>>>>>
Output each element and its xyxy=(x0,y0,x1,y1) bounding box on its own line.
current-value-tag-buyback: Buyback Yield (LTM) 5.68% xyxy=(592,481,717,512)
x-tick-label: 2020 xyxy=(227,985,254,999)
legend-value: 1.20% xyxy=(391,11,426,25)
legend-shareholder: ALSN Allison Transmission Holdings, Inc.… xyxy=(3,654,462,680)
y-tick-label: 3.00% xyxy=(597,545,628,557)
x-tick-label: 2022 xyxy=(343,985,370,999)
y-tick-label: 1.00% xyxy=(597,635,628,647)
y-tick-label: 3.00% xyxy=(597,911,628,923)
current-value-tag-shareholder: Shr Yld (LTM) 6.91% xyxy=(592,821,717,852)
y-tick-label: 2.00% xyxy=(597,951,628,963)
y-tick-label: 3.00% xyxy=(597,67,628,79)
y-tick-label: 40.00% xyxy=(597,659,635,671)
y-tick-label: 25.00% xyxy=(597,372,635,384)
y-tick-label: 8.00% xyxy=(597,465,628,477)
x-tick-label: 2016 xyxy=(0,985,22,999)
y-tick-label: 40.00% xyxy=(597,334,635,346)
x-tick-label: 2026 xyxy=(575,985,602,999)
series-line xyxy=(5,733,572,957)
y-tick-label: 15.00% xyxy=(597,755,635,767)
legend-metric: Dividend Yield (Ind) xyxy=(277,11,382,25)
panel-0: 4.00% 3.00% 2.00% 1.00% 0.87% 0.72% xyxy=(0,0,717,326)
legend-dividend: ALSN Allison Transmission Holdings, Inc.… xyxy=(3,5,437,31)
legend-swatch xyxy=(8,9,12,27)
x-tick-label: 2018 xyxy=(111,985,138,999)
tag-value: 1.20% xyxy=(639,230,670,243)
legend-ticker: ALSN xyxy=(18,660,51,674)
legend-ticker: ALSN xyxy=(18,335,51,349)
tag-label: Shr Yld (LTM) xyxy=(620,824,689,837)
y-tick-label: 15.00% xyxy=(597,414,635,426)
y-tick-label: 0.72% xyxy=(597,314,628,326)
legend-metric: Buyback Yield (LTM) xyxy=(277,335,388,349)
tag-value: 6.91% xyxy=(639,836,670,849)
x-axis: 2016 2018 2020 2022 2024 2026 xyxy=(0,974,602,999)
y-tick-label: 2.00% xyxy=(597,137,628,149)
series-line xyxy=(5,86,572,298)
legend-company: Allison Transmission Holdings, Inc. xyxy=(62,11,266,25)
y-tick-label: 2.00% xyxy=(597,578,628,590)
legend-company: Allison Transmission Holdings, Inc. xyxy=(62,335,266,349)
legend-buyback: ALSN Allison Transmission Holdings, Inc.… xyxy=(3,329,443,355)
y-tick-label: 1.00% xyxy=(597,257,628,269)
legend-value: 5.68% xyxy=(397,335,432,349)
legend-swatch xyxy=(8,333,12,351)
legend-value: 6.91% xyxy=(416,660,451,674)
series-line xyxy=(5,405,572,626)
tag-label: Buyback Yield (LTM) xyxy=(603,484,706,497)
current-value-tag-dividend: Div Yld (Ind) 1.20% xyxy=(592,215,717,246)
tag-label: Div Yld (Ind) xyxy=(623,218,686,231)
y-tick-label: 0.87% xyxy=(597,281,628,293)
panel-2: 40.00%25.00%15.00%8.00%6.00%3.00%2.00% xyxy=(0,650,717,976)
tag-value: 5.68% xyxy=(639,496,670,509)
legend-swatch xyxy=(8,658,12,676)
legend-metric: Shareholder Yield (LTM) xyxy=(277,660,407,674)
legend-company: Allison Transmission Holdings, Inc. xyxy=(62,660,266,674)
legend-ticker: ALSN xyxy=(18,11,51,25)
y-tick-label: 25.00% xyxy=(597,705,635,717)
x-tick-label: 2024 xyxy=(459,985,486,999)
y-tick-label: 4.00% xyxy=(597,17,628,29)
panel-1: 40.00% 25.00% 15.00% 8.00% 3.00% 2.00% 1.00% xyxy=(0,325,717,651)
<<<<<
Please retype every line of the records above without changing a single character.

▸ **Output of the task**:
Output each element and its xyxy=(x0,y0,x1,y1) bounding box on its own line.
current-value-tag-buyback: Buyback Yield (LTM) 5.68% xyxy=(592,481,717,512)
x-tick-label: 2020 xyxy=(227,985,254,999)
legend-value: 1.20% xyxy=(391,11,426,25)
legend-shareholder: ALSN Allison Transmission Holdings, Inc.… xyxy=(3,654,462,680)
y-tick-label: 3.00% xyxy=(597,545,628,557)
x-tick-label: 2022 xyxy=(343,985,370,999)
y-tick-label: 1.00% xyxy=(597,635,628,647)
y-tick-label: 3.00% xyxy=(597,911,628,923)
current-value-tag-shareholder: Shr Yld (LTM) 6.91% xyxy=(592,821,717,852)
y-tick-label: 2.00% xyxy=(597,951,628,963)
y-tick-label: 3.00% xyxy=(597,67,628,79)
y-tick-label: 40.00% xyxy=(597,659,635,671)
y-tick-label: 25.00% xyxy=(597,372,635,384)
y-tick-label: 8.00% xyxy=(597,465,628,477)
x-tick-label: 2016 xyxy=(0,985,22,999)
y-tick-label: 40.00% xyxy=(597,334,635,346)
x-tick-label: 2026 xyxy=(575,985,602,999)
series-line xyxy=(5,733,572,957)
y-tick-label: 15.00% xyxy=(597,755,635,767)
legend-metric: Dividend Yield (Ind) xyxy=(277,11,382,25)
panel-0: 4.00% 3.00% 2.00% 1.00% 0.87% 0.72% xyxy=(0,0,717,326)
legend-dividend: ALSN Allison Transmission Holdings, Inc.… xyxy=(3,5,437,31)
legend-swatch xyxy=(8,9,12,27)
x-tick-label: 2018 xyxy=(111,985,138,999)
tag-value: 1.20% xyxy=(639,230,670,243)
legend-ticker: ALSN xyxy=(18,660,51,674)
legend-ticker: ALSN xyxy=(18,335,51,349)
tag-label: Shr Yld (LTM) xyxy=(620,824,689,837)
y-tick-label: 15.00% xyxy=(597,414,635,426)
y-tick-label: 0.72% xyxy=(597,314,628,326)
legend-metric: Buyback Yield (LTM) xyxy=(277,335,388,349)
tag-value: 6.91% xyxy=(639,836,670,849)
x-axis: 2016 2018 2020 2022 2024 2026 xyxy=(0,974,602,999)
y-tick-label: 2.00% xyxy=(597,137,628,149)
series-line xyxy=(5,86,572,298)
legend-company: Allison Transmission Holdings, Inc. xyxy=(62,11,266,25)
y-tick-label: 2.00% xyxy=(597,578,628,590)
legend-company: Allison Transmission Holdings, Inc. xyxy=(62,335,266,349)
legend-buyback: ALSN Allison Transmission Holdings, Inc.… xyxy=(3,329,443,355)
y-tick-label: 1.00% xyxy=(597,257,628,269)
legend-value: 5.68% xyxy=(397,335,432,349)
legend-swatch xyxy=(8,333,12,351)
legend-value: 6.91% xyxy=(416,660,451,674)
series-line xyxy=(5,405,572,626)
tag-label: Buyback Yield (LTM) xyxy=(603,484,706,497)
current-value-tag-dividend: Div Yld (Ind) 1.20% xyxy=(592,215,717,246)
tag-label: Div Yld (Ind) xyxy=(623,218,686,231)
y-tick-label: 0.87% xyxy=(597,281,628,293)
panel-2: 40.00%25.00%15.00%8.00%6.00%3.00%2.00% xyxy=(0,650,717,976)
tag-value: 5.68% xyxy=(639,496,670,509)
legend-swatch xyxy=(8,658,12,676)
legend-metric: Shareholder Yield (LTM) xyxy=(277,660,407,674)
legend-company: Allison Transmission Holdings, Inc. xyxy=(62,660,266,674)
legend-ticker: ALSN xyxy=(18,11,51,25)
y-tick-label: 25.00% xyxy=(597,705,635,717)
x-tick-label: 2024 xyxy=(459,985,486,999)
y-tick-label: 4.00% xyxy=(597,17,628,29)
panel-1: 40.00% 25.00% 15.00% 8.00% 3.00% 2.00% 1.00% xyxy=(0,325,717,651)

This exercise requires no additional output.